Please list all lines of the material below in which the string "заказа" occurs.

▼▼▼

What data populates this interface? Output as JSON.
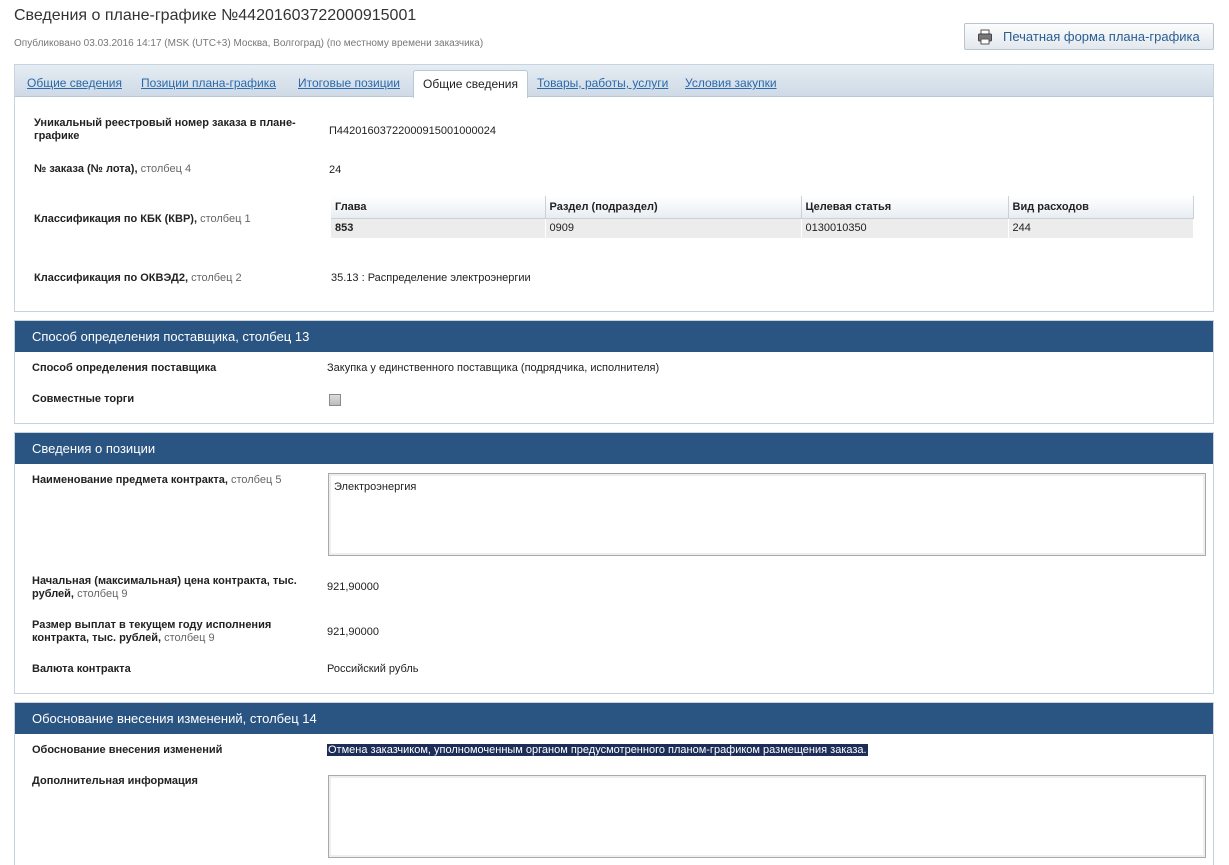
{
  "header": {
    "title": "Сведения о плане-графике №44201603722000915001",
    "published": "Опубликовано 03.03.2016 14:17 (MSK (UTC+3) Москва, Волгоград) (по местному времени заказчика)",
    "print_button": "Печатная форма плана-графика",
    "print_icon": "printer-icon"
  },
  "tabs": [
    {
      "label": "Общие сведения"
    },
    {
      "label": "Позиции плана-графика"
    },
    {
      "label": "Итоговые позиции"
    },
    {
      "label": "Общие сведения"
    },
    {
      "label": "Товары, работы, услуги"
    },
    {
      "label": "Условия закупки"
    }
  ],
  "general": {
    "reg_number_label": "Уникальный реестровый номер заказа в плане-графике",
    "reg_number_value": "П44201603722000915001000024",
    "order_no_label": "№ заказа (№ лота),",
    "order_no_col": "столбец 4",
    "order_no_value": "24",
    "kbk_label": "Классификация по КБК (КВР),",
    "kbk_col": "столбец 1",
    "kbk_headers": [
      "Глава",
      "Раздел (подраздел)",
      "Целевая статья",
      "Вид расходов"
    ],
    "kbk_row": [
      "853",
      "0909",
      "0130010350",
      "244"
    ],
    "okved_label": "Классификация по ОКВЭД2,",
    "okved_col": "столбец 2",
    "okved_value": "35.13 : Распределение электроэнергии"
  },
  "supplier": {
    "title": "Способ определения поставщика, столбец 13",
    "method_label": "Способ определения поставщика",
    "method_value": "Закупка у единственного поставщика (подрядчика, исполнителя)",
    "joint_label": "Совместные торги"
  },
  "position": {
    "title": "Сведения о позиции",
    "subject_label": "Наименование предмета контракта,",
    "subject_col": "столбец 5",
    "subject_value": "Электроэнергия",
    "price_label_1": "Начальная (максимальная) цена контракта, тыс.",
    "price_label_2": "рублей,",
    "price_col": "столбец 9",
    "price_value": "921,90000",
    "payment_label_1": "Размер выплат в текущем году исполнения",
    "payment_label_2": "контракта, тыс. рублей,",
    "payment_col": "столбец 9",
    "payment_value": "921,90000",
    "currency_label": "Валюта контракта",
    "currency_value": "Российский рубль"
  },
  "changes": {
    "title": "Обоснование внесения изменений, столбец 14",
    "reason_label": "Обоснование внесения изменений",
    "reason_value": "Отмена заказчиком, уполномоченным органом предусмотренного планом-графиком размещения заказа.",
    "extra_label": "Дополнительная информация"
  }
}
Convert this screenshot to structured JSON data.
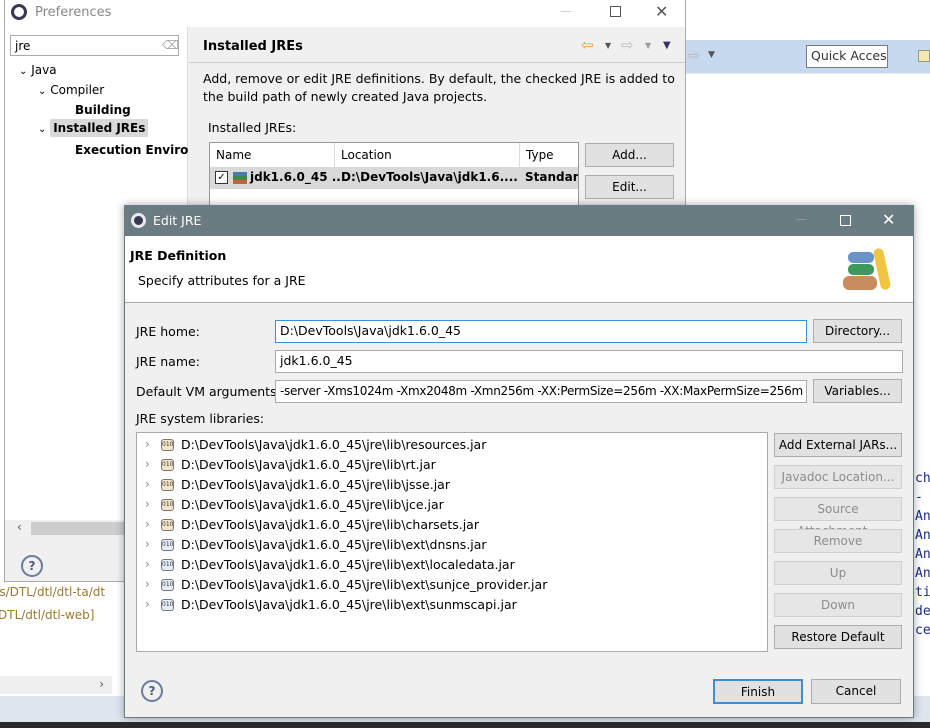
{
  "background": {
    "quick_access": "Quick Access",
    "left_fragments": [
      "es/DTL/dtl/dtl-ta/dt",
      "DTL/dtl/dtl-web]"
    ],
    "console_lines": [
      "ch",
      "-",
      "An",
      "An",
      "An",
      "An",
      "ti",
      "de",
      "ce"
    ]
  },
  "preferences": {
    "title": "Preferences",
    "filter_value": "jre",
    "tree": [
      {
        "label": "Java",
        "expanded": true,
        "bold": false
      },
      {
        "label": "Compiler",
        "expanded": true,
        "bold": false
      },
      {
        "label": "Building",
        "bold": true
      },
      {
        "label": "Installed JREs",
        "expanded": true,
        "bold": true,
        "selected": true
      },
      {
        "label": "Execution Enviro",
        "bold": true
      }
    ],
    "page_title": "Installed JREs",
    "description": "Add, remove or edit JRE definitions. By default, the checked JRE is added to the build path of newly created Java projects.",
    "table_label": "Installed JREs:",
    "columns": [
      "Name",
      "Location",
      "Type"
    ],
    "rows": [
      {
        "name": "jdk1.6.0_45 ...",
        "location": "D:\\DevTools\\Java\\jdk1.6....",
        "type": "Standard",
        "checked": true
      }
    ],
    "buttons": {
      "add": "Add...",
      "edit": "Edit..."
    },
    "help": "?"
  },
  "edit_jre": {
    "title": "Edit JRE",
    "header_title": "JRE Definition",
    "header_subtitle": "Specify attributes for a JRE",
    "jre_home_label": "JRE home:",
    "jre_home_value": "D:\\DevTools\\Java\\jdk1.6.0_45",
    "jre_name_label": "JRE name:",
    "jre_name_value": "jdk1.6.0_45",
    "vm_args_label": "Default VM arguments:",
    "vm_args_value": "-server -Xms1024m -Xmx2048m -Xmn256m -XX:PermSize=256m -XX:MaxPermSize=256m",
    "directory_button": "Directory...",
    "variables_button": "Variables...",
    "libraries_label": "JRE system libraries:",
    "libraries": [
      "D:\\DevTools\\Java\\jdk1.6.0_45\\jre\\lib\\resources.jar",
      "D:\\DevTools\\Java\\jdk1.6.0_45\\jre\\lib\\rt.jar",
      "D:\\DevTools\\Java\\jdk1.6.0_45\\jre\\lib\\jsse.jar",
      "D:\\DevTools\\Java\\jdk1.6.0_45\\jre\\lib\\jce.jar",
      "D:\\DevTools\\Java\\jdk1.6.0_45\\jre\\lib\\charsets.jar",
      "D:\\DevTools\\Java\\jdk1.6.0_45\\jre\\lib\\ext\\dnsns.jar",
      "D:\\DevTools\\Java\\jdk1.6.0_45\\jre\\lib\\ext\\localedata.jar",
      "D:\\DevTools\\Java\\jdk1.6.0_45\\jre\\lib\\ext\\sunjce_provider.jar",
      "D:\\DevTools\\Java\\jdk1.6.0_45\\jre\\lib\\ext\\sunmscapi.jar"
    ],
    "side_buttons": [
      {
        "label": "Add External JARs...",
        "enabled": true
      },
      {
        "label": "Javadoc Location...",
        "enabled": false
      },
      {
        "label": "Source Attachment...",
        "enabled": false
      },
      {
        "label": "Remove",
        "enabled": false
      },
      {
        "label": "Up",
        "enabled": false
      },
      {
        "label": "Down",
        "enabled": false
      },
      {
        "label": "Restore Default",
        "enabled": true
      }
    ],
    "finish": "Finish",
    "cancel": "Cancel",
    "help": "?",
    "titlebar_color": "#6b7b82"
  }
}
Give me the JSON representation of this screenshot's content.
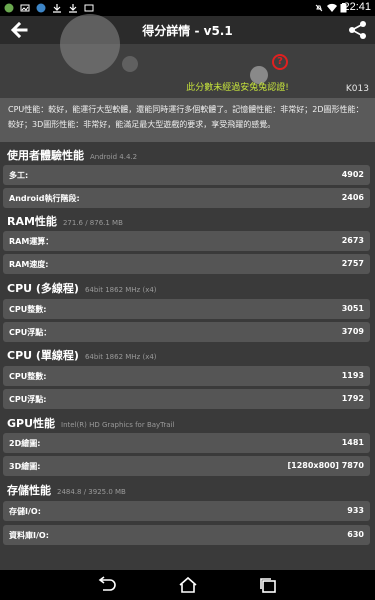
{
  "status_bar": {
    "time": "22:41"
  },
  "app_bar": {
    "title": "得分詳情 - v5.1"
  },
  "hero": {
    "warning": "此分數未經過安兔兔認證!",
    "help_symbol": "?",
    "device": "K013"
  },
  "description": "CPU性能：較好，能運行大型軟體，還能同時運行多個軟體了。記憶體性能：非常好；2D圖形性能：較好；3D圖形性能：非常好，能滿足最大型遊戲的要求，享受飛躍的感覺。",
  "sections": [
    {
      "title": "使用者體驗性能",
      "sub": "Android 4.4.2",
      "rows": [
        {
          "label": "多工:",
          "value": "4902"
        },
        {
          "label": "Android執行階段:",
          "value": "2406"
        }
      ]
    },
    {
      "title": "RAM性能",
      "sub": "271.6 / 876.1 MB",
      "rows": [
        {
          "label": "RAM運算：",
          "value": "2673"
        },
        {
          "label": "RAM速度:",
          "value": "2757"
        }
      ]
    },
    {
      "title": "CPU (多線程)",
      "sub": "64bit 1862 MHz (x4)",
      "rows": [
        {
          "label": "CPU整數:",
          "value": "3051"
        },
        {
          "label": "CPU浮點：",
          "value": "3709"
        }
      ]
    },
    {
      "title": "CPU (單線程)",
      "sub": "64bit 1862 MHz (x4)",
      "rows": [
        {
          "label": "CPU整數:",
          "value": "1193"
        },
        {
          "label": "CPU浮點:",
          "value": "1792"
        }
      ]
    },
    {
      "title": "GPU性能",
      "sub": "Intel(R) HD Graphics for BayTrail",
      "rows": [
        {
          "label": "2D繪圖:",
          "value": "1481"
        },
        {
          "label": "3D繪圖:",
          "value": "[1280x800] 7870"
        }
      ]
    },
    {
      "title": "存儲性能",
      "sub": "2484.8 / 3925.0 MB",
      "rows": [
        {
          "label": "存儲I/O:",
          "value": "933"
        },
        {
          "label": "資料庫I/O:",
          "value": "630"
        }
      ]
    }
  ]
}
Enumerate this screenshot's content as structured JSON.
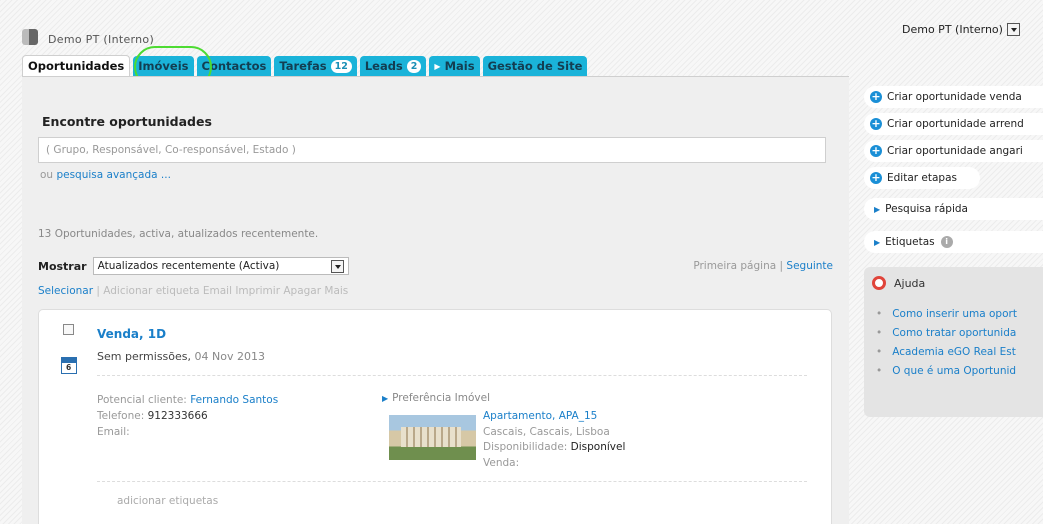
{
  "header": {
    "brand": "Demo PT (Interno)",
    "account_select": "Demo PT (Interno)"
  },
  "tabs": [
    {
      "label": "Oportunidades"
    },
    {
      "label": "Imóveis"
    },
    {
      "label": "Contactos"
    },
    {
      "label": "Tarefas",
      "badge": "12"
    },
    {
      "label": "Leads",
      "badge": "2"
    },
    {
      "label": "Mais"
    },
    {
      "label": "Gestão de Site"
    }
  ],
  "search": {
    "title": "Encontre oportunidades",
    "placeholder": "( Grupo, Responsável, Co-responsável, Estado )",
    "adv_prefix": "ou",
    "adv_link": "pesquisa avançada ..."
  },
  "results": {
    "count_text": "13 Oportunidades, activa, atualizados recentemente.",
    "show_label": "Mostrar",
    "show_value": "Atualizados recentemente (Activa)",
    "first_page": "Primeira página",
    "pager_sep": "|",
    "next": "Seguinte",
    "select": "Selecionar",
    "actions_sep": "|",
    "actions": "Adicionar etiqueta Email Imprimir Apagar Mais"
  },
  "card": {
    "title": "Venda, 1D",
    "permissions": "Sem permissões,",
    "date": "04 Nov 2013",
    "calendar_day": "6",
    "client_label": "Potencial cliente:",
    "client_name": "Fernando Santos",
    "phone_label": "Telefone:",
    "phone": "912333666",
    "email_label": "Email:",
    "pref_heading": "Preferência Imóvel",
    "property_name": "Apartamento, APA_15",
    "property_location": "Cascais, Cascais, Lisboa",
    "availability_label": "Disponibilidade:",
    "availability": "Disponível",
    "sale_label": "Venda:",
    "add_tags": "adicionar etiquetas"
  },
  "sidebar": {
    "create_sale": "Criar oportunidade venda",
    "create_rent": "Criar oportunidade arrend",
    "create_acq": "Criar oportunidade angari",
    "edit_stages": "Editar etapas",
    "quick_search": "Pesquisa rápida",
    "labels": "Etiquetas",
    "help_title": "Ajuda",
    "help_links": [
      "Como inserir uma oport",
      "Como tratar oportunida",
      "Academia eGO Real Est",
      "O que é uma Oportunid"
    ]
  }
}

▲▲▲

Completed exercise
    "reg_number_label": "Уникальный реестровый номер заказа в плане-графике",
    "order_no_label": "№ заказа (№ лота),",
    "reason_value": "Отмена заказчиком, уполномоченным органом предусмотренного планом-графиком размещения заказа.",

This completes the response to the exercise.